* _WHAT YOU ARE ASKED TO DO_: Copy only what runs from the line containing "Give me a plain-text" through the end of the material below, line for line, with both ends included.

* _DATASET RECORDS_:
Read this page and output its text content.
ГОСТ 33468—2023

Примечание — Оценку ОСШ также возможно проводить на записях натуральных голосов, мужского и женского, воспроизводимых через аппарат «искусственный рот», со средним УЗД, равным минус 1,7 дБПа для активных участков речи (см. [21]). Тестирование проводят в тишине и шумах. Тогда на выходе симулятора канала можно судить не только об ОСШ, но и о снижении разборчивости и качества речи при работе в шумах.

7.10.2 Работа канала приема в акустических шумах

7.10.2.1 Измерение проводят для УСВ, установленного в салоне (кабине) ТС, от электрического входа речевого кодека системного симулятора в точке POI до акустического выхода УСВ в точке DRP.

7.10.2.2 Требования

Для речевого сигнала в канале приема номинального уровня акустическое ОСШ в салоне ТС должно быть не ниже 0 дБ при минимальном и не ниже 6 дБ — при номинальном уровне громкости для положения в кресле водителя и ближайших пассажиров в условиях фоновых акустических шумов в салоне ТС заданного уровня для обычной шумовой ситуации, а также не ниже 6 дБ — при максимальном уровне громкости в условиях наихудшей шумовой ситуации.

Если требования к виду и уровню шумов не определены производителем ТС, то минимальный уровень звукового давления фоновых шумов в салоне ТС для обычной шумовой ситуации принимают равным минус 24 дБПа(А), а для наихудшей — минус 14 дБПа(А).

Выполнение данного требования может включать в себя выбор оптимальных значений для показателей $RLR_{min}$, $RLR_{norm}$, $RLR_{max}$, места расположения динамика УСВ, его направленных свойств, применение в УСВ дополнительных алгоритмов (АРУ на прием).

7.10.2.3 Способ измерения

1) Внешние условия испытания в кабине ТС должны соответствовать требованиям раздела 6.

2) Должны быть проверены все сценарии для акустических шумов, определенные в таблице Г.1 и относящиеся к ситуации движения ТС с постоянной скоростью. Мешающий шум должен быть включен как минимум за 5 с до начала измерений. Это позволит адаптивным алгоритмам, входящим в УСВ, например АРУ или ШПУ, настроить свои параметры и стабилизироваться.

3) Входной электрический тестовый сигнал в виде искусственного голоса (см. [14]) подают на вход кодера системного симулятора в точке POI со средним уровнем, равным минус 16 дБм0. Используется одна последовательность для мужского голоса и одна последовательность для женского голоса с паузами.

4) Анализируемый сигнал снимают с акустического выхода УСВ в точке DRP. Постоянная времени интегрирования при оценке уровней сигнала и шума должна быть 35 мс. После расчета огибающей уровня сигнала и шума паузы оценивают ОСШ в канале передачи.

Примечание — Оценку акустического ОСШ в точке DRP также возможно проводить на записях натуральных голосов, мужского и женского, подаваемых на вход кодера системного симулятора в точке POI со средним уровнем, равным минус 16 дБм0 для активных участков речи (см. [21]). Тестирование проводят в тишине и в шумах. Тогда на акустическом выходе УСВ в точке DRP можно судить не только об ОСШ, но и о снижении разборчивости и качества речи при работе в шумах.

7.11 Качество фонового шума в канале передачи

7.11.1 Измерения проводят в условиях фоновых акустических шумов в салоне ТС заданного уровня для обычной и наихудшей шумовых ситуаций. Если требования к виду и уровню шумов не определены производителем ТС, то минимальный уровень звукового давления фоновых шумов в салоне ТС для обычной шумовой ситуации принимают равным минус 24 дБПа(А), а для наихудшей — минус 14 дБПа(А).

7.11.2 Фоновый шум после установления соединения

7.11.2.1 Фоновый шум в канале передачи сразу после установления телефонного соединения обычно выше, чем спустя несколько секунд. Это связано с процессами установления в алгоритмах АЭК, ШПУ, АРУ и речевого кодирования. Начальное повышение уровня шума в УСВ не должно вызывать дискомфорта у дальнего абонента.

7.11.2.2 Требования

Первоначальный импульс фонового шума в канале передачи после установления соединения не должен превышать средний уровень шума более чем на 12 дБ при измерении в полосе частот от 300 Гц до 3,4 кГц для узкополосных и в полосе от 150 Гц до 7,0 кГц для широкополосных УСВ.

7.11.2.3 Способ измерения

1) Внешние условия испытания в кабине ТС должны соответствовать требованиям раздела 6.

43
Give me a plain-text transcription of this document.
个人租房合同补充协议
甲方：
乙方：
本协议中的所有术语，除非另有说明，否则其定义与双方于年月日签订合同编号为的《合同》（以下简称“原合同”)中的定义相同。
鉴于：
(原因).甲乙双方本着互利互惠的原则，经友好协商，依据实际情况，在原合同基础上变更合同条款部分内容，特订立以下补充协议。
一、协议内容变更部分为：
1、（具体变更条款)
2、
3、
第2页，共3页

* _ANSWER TO THIS PROBLEM_:
Give me a plain-text transcription of this document.
个人租房合同补充协议
甲方：
乙方：
本协议中的所有术语，除非另有说明，否则其定义与双方于年月日签订合同编号为的《合同》（以下简称“原合同”)中的定义相同。
鉴于：
(原因).甲乙双方本着互利互惠的原则，经友好协商，依据实际情况，在原合同基础上变更合同条款部分内容，特订立以下补充协议。
一、协议内容变更部分为：
1、（具体变更条款)
2、
3、
第2页，共3页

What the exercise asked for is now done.